WORK REQUIRED:
Copy the entries below, swapping every "staticText" for "label" and leaving everything else as it is.

DATA EXTRACT:
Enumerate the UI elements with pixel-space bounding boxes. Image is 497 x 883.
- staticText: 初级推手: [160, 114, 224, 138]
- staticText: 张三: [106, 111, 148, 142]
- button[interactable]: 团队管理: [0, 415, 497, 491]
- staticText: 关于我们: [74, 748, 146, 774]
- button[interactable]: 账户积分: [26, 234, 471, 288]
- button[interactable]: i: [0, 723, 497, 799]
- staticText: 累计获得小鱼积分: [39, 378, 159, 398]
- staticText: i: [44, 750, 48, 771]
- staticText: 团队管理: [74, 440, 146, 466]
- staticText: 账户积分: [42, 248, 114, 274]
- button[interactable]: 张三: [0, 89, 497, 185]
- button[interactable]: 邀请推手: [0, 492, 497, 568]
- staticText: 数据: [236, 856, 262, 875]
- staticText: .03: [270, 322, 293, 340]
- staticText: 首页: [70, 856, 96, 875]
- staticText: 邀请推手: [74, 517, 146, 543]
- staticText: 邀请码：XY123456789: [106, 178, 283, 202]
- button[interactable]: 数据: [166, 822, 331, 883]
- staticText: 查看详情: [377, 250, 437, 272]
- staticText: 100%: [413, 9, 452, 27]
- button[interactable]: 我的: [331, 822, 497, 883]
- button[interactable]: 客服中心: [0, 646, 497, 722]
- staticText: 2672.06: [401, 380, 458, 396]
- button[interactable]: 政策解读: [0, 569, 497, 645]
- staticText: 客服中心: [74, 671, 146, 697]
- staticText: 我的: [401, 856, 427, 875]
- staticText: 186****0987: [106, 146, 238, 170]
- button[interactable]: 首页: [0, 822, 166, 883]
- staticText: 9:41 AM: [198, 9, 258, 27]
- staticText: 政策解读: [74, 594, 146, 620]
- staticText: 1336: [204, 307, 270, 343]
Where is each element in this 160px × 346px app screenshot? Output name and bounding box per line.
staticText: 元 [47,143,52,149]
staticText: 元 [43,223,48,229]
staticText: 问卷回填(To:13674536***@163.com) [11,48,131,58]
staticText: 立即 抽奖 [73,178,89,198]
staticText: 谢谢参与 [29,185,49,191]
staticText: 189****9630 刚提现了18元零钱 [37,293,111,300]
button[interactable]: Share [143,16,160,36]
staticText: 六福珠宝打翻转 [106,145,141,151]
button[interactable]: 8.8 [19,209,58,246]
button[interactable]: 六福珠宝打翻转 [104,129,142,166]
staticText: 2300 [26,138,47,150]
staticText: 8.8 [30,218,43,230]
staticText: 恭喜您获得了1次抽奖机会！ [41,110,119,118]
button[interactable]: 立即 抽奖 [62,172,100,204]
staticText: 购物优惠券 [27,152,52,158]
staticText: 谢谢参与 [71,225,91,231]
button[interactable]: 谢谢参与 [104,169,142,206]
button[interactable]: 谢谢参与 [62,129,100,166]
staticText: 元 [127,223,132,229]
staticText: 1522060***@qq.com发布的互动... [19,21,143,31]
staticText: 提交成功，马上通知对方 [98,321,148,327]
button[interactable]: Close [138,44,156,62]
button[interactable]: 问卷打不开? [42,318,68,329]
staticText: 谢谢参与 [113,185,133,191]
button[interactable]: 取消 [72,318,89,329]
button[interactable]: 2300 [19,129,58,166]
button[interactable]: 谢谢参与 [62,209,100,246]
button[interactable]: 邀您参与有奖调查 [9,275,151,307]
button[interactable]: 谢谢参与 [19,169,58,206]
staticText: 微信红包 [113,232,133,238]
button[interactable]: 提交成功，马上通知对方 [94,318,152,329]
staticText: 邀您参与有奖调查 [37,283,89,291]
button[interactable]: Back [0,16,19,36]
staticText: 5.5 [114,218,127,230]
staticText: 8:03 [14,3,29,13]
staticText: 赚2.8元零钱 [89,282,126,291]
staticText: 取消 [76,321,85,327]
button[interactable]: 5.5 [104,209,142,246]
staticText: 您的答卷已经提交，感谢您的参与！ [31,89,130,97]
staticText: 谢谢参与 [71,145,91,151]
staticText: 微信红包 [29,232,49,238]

WORKED ANSWER:
Enumerate the UI elements with pixel-space bounding boxes. Image is 497 x 883.
- label: 初级推手: [160, 114, 224, 138]
- label: 张三: [106, 111, 148, 142]
- button[interactable]: 团队管理: [0, 415, 497, 491]
- label: 关于我们: [74, 748, 146, 774]
- button[interactable]: 账户积分: [26, 234, 471, 288]
- button[interactable]: i: [0, 723, 497, 799]
- label: 累计获得小鱼积分: [39, 378, 159, 398]
- label: i: [44, 750, 48, 771]
- label: 团队管理: [74, 440, 146, 466]
- label: 账户积分: [42, 248, 114, 274]
- button[interactable]: 张三: [0, 89, 497, 185]
- button[interactable]: 邀请推手: [0, 492, 497, 568]
- label: 数据: [236, 856, 262, 875]
- label: .03: [270, 322, 293, 340]
- label: 首页: [70, 856, 96, 875]
- label: 邀请推手: [74, 517, 146, 543]
- label: 邀请码：XY123456789: [106, 178, 283, 202]
- button[interactable]: 数据: [166, 822, 331, 883]
- label: 查看详情: [377, 250, 437, 272]
- label: 100%: [413, 9, 452, 27]
- button[interactable]: 我的: [331, 822, 497, 883]
- button[interactable]: 客服中心: [0, 646, 497, 722]
- label: 2672.06: [401, 380, 458, 396]
- button[interactable]: 政策解读: [0, 569, 497, 645]
- label: 客服中心: [74, 671, 146, 697]
- label: 我的: [401, 856, 427, 875]
- label: 186****0987: [106, 146, 238, 170]
- button[interactable]: 首页: [0, 822, 166, 883]
- label: 9:41 AM: [198, 9, 258, 27]
- label: 政策解读: [74, 594, 146, 620]
- label: 1336: [204, 307, 270, 343]
Where is each element in this 160px × 346px app screenshot? Output name and bounding box per line.
label: 元 [47,143,52,149]
label: 元 [43,223,48,229]
label: 问卷回填(To:13674536***@163.com) [11,48,131,58]
label: 立即 抽奖 [73,178,89,198]
label: 谢谢参与 [29,185,49,191]
label: 189****9630 刚提现了18元零钱 [37,293,111,300]
button[interactable]: Share [143,16,160,36]
label: 六福珠宝打翻转 [106,145,141,151]
button[interactable]: 8.8 [19,209,58,246]
button[interactable]: 六福珠宝打翻转 [104,129,142,166]
label: 2300 [26,138,47,150]
label: 8.8 [30,218,43,230]
label: 恭喜您获得了1次抽奖机会！ [41,110,119,118]
button[interactable]: 立即 抽奖 [62,172,100,204]
label: 购物优惠券 [27,152,52,158]
label: 谢谢参与 [71,225,91,231]
button[interactable]: 谢谢参与 [104,169,142,206]
button[interactable]: 谢谢参与 [62,129,100,166]
label: 元 [127,223,132,229]
label: 1522060***@qq.com发布的互动... [19,21,143,31]
label: 提交成功，马上通知对方 [98,321,148,327]
button[interactable]: Close [138,44,156,62]
button[interactable]: 问卷打不开? [42,318,68,329]
label: 谢谢参与 [113,185,133,191]
button[interactable]: 取消 [72,318,89,329]
button[interactable]: 2300 [19,129,58,166]
button[interactable]: 谢谢参与 [62,209,100,246]
button[interactable]: 邀您参与有奖调查 [9,275,151,307]
button[interactable]: 谢谢参与 [19,169,58,206]
label: 微信红包 [113,232,133,238]
button[interactable]: 提交成功，马上通知对方 [94,318,152,329]
label: 邀您参与有奖调查 [37,283,89,291]
button[interactable]: Back [0,16,19,36]
label: 5.5 [114,218,127,230]
label: 8:03 [14,3,29,13]
label: 赚2.8元零钱 [89,282,126,291]
label: 取消 [76,321,85,327]
button[interactable]: 5.5 [104,209,142,246]
label: 您的答卷已经提交，感谢您的参与！ [31,89,130,97]
label: 谢谢参与 [71,145,91,151]
label: 微信红包 [29,232,49,238]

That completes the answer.